-- Start EXCERPT PROVIDED --

When it comes to protecting mobile devices and applications, Federal agencies need security capabilities that travel with devices and proactively protect them against all types of cyberattacks, experts say.
According to the Department of Homeland Security (DHS), the government’s increasing reliance on mobile technology has made it an attractive and lucrative target for cyberattacks. “The enhanced capabilities mobile technologies provide, the ubiquity and diversity of mobile applications and devices, and the typical use of the devices outside agencies’ traditional network boundaries requires a security approach that differs substantially from the protections developed for desktop workstations,” according to DHS’ Mobile Security R&D Program Guide, released in April 2018 by the department’s Science and Technology Directorate.
For enhanced protection agencies can tap into an emerging set of tools, described by Gartner as mobile threat detection (MTD). MTD extends enterprise mobility management (EMM) and mobile device management (MDM) solutions with additional security capabilities. The research firm IDC calls this market segment mobile threat management (MTM) while other research companies use the term mobile threat prevention (MTP).
Whatever they are called, these solutions consist of a mix of capabilities, including vulnerability management, anomaly detection, behavioral profiling, code emulation, intrusion prevention, host firewalling, and transport security technologies to defend mobile devices and applications from advanced threats.
“MTD solutions protect mobile devices against a wide array of mobile threats through application scanning and risk management, network protection, behavioral anomaly detection, and vulnerability management,” Patrick Hevesi and Michael Isbitski, research directors with Gartner for Technical Professionals, write in Gartner’s Comparison of Mobile Threat Defense Solutions, released in July 2018.
Traditional EMM/MDM security tools access signature databases that can flag certain signs of known attacks. However, high-value data is prone to zero-day attacks unlisted in any database. Gartner recommends layering MTD on top of EMM and MDM solutions to yield greater protection.
Machine Learning-Based Protection
Other cybersecurity experts note that machine learning software on the device can proactively protect devices wherever the user travels.
Mobile devices pose significant information security risks to government agencies, according to Gary Bradt, vice president of public sector with Zimperium which provides cyber threat protection for mobile devices including smartphones, tablets, and Internet of Things (IoT) devices.
Cyber criminals can compromise devices and steal government information through a variety of attack methods, such as compromising WiFi connections, the use of malicious access points, attacks on mobile operating systems, side-loading of applications, and introduction of risky/non-compliant apps.
The mobile devices of government employees are the weak links in the mobile security armor, exposed to hackers who can target users’ smartphones or devices while they are connected to Wi-Fi networks at coffee shops like Starbucks, Bradt noted.
Protection against persistent threats and zero-day attacks requires on-device machine learning software that looks for anomalies in device behavior. “If there is bad behavior on the device, it should be able to notify users that they’re under attack,” Bradt said. The MTD solution should be able to monitor the entire mobile device for malicious behavior regardless of the attack entry point. A device-wide resident approach does not rely on external IDs or malware signatures and does more than app scanning, he noted.

-- End EXCERPT PROVIDED --
-- Start STORED DATA --

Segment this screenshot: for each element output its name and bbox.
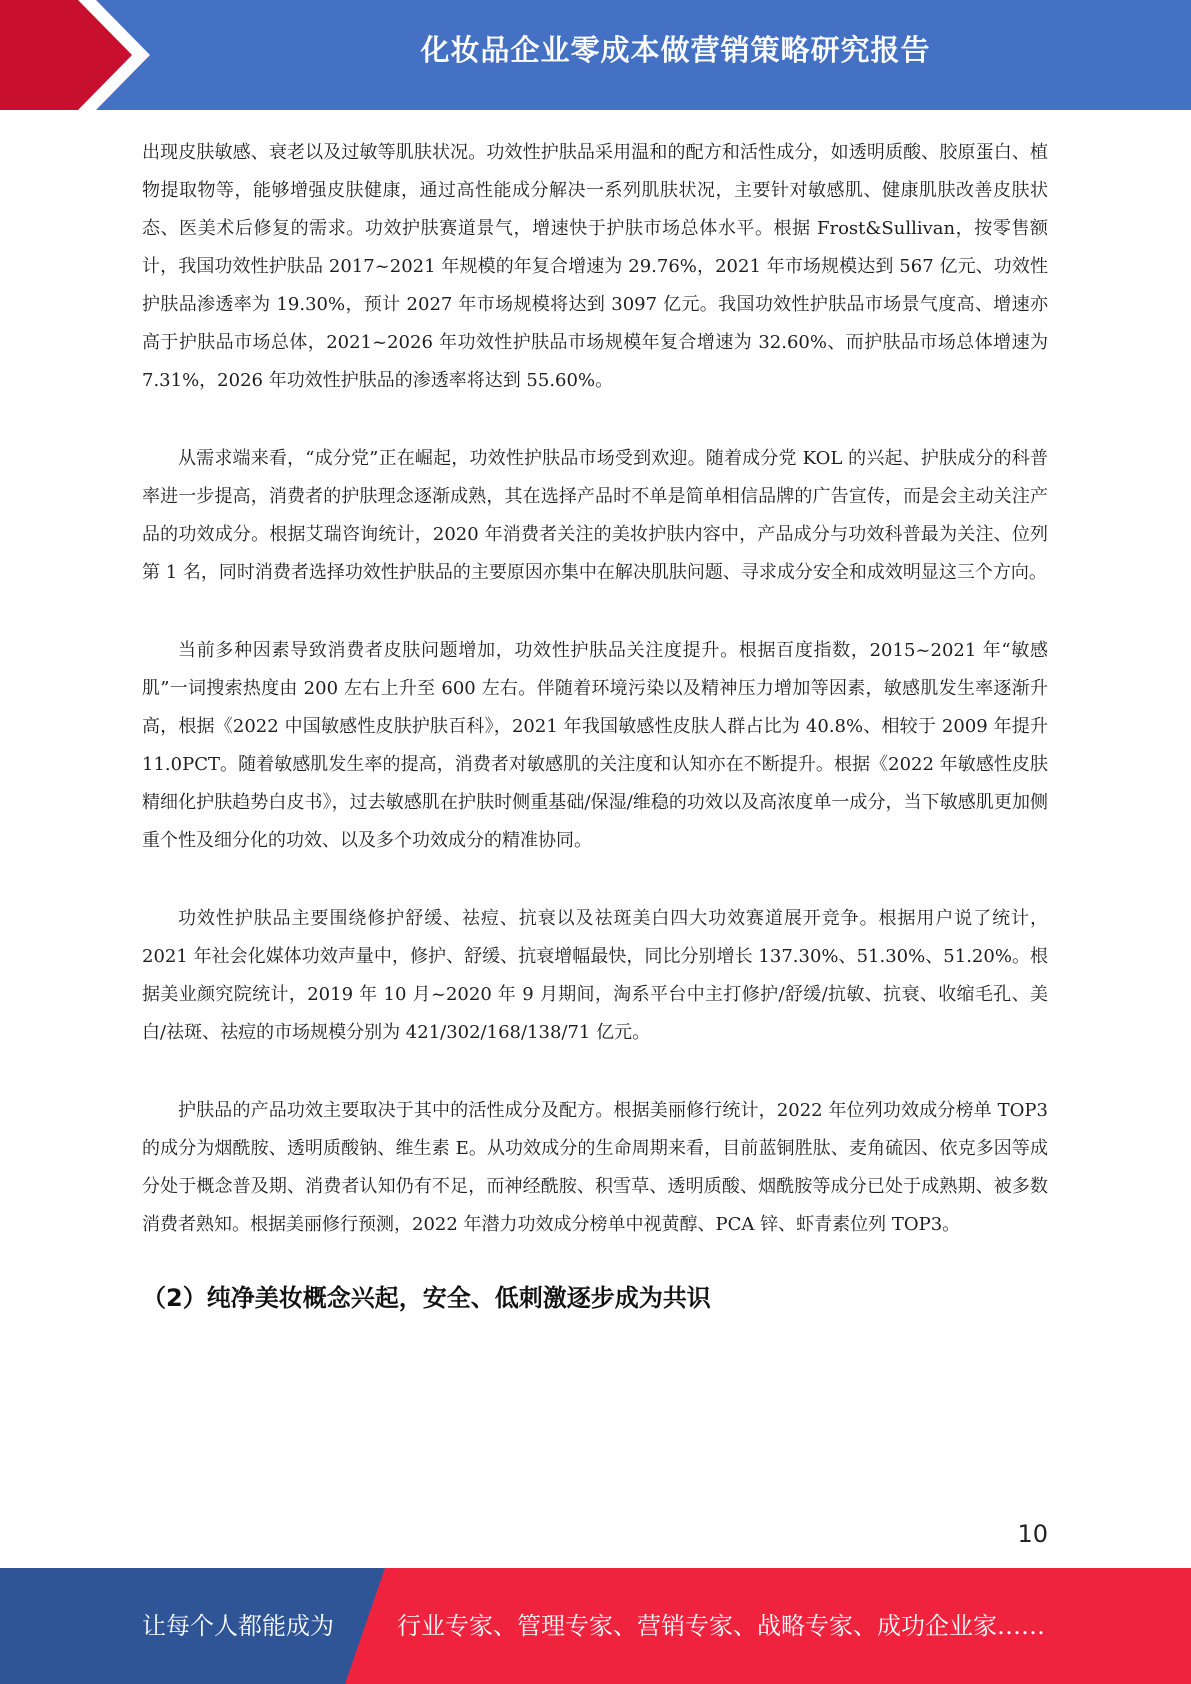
footer-slogan-left: 让每个人都能成为 bbox=[142, 1612, 334, 1640]
paragraph-2: 从需求端来看，“成分党”正在崛起，功效性护肤品市场受到欢迎。随着成分党 KOL 的兴起、护肤成分的科普率进一步提高，消费者的护肤理念逐渐成熟，其在选择产品时不单是简单相信品牌的广告宣传，而是会主动关注产品的功效成分。根据艾瑞咨询统计，2020 年消费者关注的美妆护肤内容中，产品成分与功效科普最为关注、位列第 1 名，同时消费者选择功效性护肤品的主要原因亦集中在解决肌肤问题、寻求成分安全和成效明显这三个方向。 bbox=[142, 448, 1048, 583]
paragraph-3: 当前多种因素导致消费者皮肤问题增加，功效性护肤品关注度提升。根据百度指数，2015~2021 年“敏感肌”一词搜索热度由 200 左右上升至 600 左右。伴随着环境污染以及精神压力增加等因素，敏感肌发生率逐渐升高，根据《2022 中国敏感性皮肤护肤百科》，2021 年我国敏感性皮肤人群占比为 40.8%、相较于 2009 年提升 11.0PCT。随着敏感肌发生率的提高，消费者对敏感肌的关注度和认知亦在不断提升。根据《2022 年敏感性皮肤精细化护肤趋势白皮书》，过去敏感肌在护肤时侧重基础/保湿/维稳的功效以及高浓度单一成分，当下敏感肌更加侧重个性及细分化的功效、以及多个功效成分的精准协同。 bbox=[142, 640, 1048, 851]
header-red-arrow-shape bbox=[0, 0, 150, 110]
footer-slogan-right: 行业专家、管理专家、营销专家、战略专家、成功企业家…… bbox=[397, 1612, 1045, 1640]
report-title: 化妆品企业零成本做营销策略研究报告 bbox=[420, 33, 931, 67]
paragraph-1: 出现皮肤敏感、衰老以及过敏等肌肤状况。功效性护肤品采用温和的配方和活性成分，如透明质酸、胶原蛋白、植物提取物等，能够增强皮肤健康，通过高性能成分解决一系列肌肤状况，主要针对敏感肌、健康肌肤改善皮肤状态、医美术后修复的需求。功效护肤赛道景气，增速快于护肤市场总体水平。根据 Frost&Sullivan，按零售额计，我国功效性护肤品 2017~2021 年规模的年复合增速为 29.76%，2021 年市场规模达到 567 亿元、功效性护肤品渗透率为 19.30%，预计 2027 年市场规模将达到 3097 亿元。我国功效性护肤品市场景气度高、增速亦高于护肤品市场总体，2021~2026 年功效性护肤品市场规模年复合增速为 32.60%、而护肤品市场总体增速为 7.31%，2026 年功效性护肤品的渗透率将达到 55.60%。 bbox=[142, 142, 1048, 391]
paragraph-4: 功效性护肤品主要围绕修护舒缓、祛痘、抗衰以及祛斑美白四大功效赛道展开竞争。根据用户说了统计，2021 年社会化媒体功效声量中，修护、舒缓、抗衰增幅最快，同比分别增长 137.30%、51.30%、51.20%。根据美业颜究院统计，2019 年 10 月~2020 年 9 月期间，淘系平台中主打修护/舒缓/抗敏、抗衰、收缩毛孔、美白/祛斑、祛痘的市场规模分别为 421/302/168/138/71 亿元。 bbox=[142, 908, 1048, 1043]
page-number: 10 bbox=[1017, 1520, 1048, 1548]
paragraph-5: 护肤品的产品功效主要取决于其中的活性成分及配方。根据美丽修行统计，2022 年位列功效成分榜单 TOP3 的成分为烟酰胺、透明质酸钠、维生素 E。从功效成分的生命周期来看，目前蓝铜胜肽、麦角硫因、依克多因等成分处于概念普及期、消费者认知仍有不足，而神经酰胺、积雪草、透明质酸、烟酰胺等成分已处于成熟期、被多数消费者熟知。根据美丽修行预测，2022 年潜力功效成分榜单中视黄醇、PCA 锌、虾青素位列 TOP3。 bbox=[142, 1100, 1048, 1235]
section-heading: （2）纯净美妆概念兴起，安全、低刺激逐步成为共识 bbox=[142, 1284, 711, 1312]
page-footer bbox=[0, 1568, 1191, 1684]
page-header bbox=[0, 0, 1191, 110]
document-body bbox=[142, 134, 1048, 1318]
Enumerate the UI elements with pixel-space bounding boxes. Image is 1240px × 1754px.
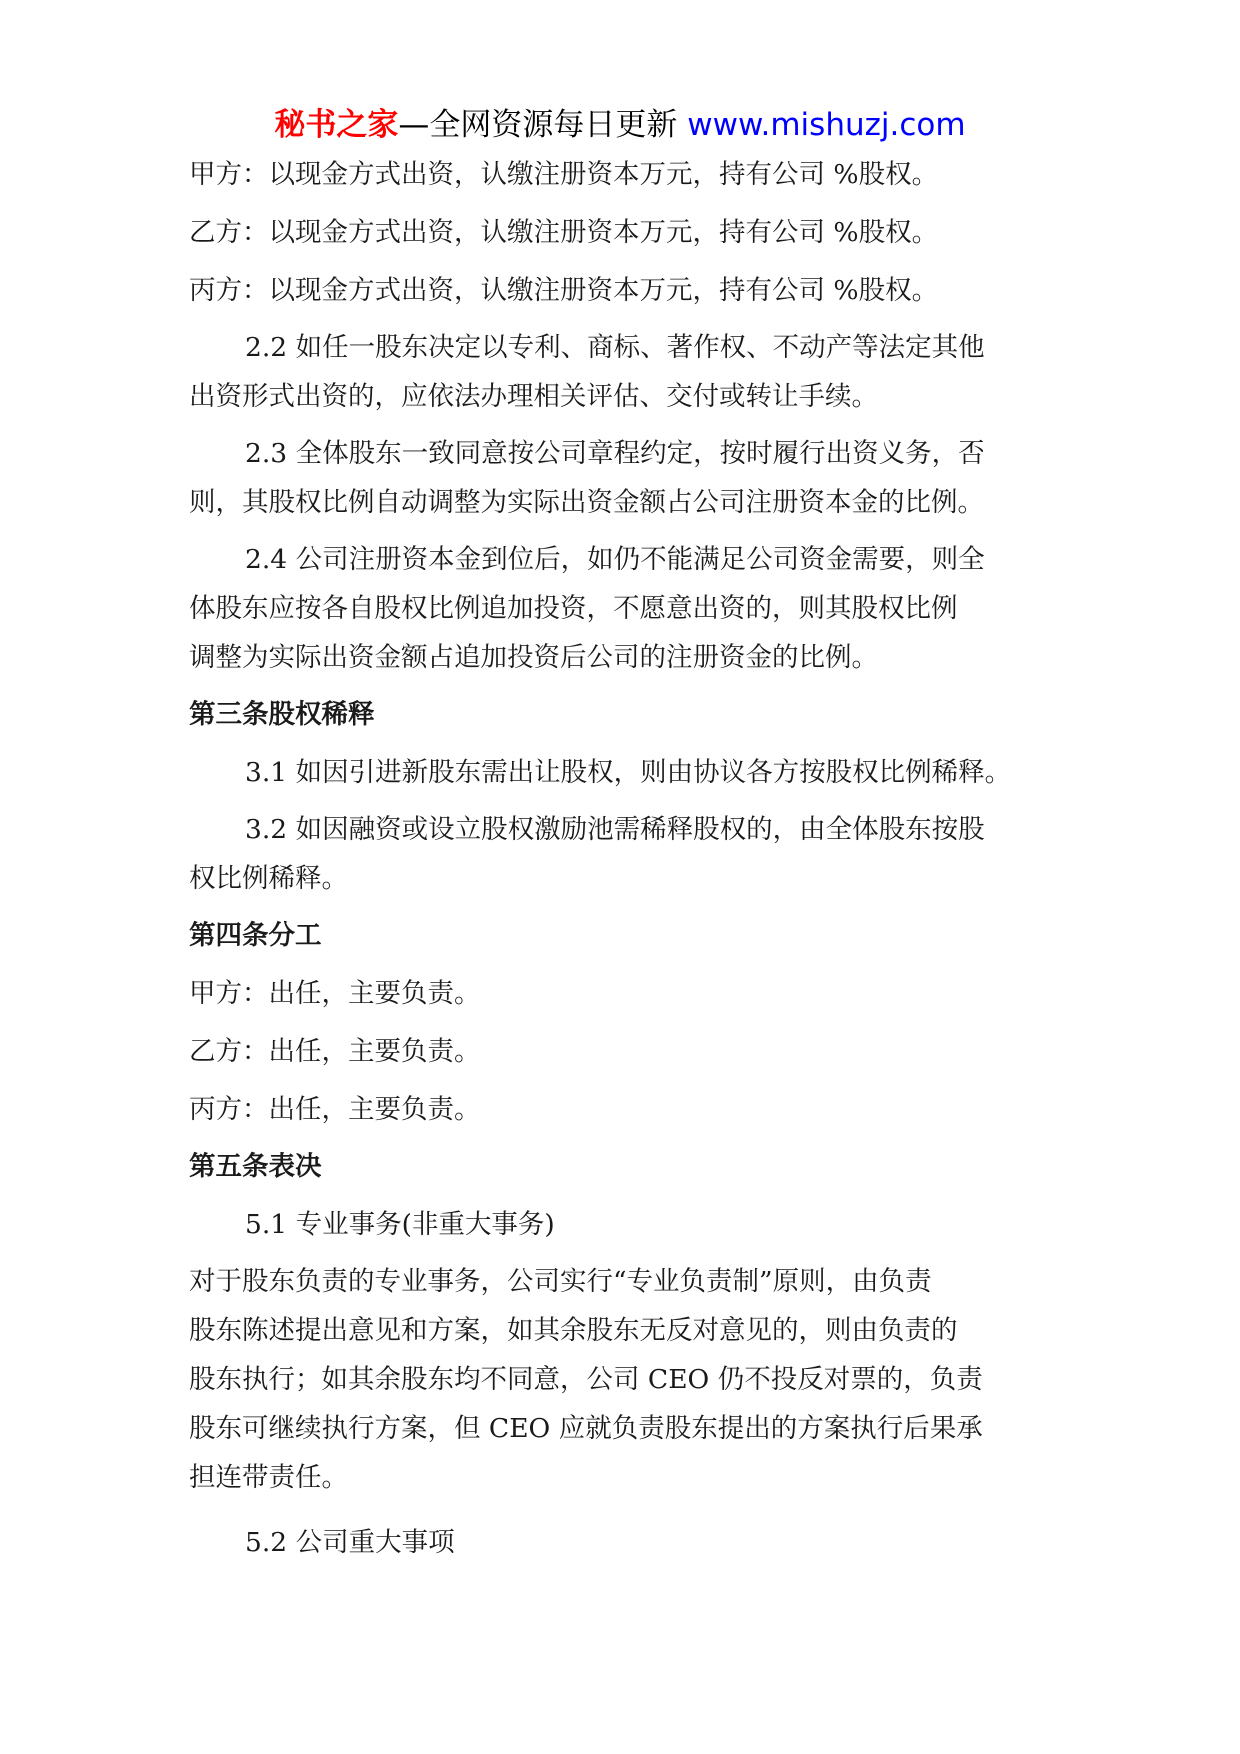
clause-3-2-line-1: 3.2 如因融资或设立股权激励池需稀释股权的，由全体股东按股 <box>245 814 985 845</box>
article-3-title: 第三条股权稀释 <box>189 699 375 730</box>
clause-2-2-line-2: 出资形式出资的，应依法办理相关评估、交付或转让手续。 <box>189 381 878 412</box>
banner-brand: 秘书之家 <box>274 107 399 143</box>
clause-5-1-line-4: 股东可继续执行方案，但 CEO 应就负责股东提出的方案执行后果承 <box>189 1413 983 1444</box>
clause-5-1-title: 5.1 专业事务(非重大事务) <box>245 1209 555 1240</box>
clause-2-3-line-2: 则，其股权比例自动调整为实际出资金额占公司注册资本金的比例。 <box>189 487 984 518</box>
clause-2-2 <box>189 315 1069 421</box>
article-4-title: 第四条分工 <box>189 920 322 951</box>
capital-party-a: 甲方：以现金方式出资，认缴注册资本万元，持有公司 %股权。 <box>189 159 939 190</box>
clause-3-2-line-2: 权比例稀释。 <box>189 863 348 894</box>
clause-5-1-line-2: 股东陈述提出意见和方案，如其余股东无反对意见的，则由负责的 <box>189 1315 958 1346</box>
banner-slogan: —全网资源每日更新 <box>398 107 688 143</box>
capital-party-c: 丙方：以现金方式出资，认缴注册资本万元，持有公司 %股权。 <box>189 275 939 306</box>
clause-2-4-line-1: 2.4 公司注册资本金到位后，如仍不能满足公司资金需要，则全 <box>245 544 985 575</box>
clause-5-2-title: 5.2 公司重大事项 <box>245 1527 455 1558</box>
clause-3-2 <box>189 797 1069 903</box>
clause-2-3-line-1: 2.3 全体股东一致同意按公司章程约定，按时履行出资义务，否 <box>245 438 985 469</box>
clause-5-1-line-1: 对于股东负责的专业事务，公司实行“专业负责制”原则，由负责 <box>189 1266 932 1297</box>
clause-5-1-line-5: 担连带责任。 <box>189 1462 348 1493</box>
clause-3-1: 3.1 如因引进新股东需出让股权，则由协议各方按股权比例稀释。 <box>245 757 1012 788</box>
banner-url[interactable]: www.mishuzj.com <box>687 107 966 143</box>
site-banner <box>0 98 1240 152</box>
article-5-title: 第五条表决 <box>189 1151 322 1182</box>
document-body <box>189 150 1069 1567</box>
clause-2-4-line-2: 体股东应按各自股权比例追加投资，不愿意出资的，则其股权比例 <box>189 593 958 624</box>
division-party-c: 丙方：出任，主要负责。 <box>189 1094 481 1125</box>
division-party-a: 甲方：出任，主要负责。 <box>189 978 481 1009</box>
clause-2-4-line-3: 调整为实际出资金额占追加投资后公司的注册资金的比例。 <box>189 642 878 673</box>
clause-2-3 <box>189 421 1069 527</box>
capital-party-b: 乙方：以现金方式出资，认缴注册资本万元，持有公司 %股权。 <box>189 217 939 248</box>
division-party-b: 乙方：出任，主要负责。 <box>189 1036 481 1067</box>
clause-5-1-line-3: 股东执行；如其余股东均不同意，公司 CEO 仍不投反对票的，负责 <box>189 1364 983 1395</box>
clause-2-2-line-1: 2.2 如任一股东决定以专利、商标、著作权、不动产等法定其他 <box>245 332 985 363</box>
clause-5-1-body <box>189 1249 1069 1502</box>
clause-2-4 <box>189 527 1069 682</box>
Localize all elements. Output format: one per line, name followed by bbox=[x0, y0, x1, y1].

-- End STORED DATA --

(EXERCISE)
Continue the article on mobile threat defense for federal agencies, starting right after its last sentence.

(WRITTEN RESPONSE)
“The whole point of machine learning is to detect things that you’ve never seen before,” said JT Keating, vice president of product strategy at Zimperium. Machine Learning capability is critical for mobile devices because users are the administrators and decide when they are going to update software.
“Consistently about 70 percent of devices in our environment are at least one or two operating system versions behind,” Keating said. This means there are publicly-available or easily-accessible exploits on the internet that can take over these devices. If a user doesn’t have machine-learning capability when a hacker tweaks his exploit, it won’t be detected. However, like a stone thrown across a lake creates ripples, attackers create ripples when they try to compromise a device–when they elevate privileges or take root access. A good MTD solution will detect those ripples. MobileIron and Symantec are other companies providing MTD solutions.
“Intelligence gathered by machine learning is only valuable if agencies have a large enough global dataset to train machine threat models on to understand if a potential threat signal is normal, rare or truly anomalous,” said Bob Stevens, VP of Federal Systems at Lookout. “Using a cloud-first, machine learning-driven MTD analysis engine for on-device security enables a faster, more secure approach,” he said. Lookout is a cybersecurity company for the post-perimeter, cloud-first, mobile-first world. Powered by the largest dataset of mobile code in existence, the Lookout Security Cloud provides visibility into the entire spectrum of mobile risk.
Meanwhile DHS’ Science and Technology Directorate is developing innovative security technologies to accelerate the adoption of secure mobile technologies by DHS, the entire Federal government, and the global community. Current areas of development underway spanning mobile device security and mobile application security are: mobile software roots of trust, firmware security, virtual mobile infrastructure, continuous validation and threat protection for mobile apps, and tools to integrate security throughout the mobile app development life cycle.
DHS also has identified a need for a new research and development project focused on security and resilience of mobile network infrastructure, according to the Mobile Security Program Guide. The hope is that by intermeshing these newly developing technologies, Federal agencies can begin to rely more on mobility computing while mitigating some of security risks that poses today.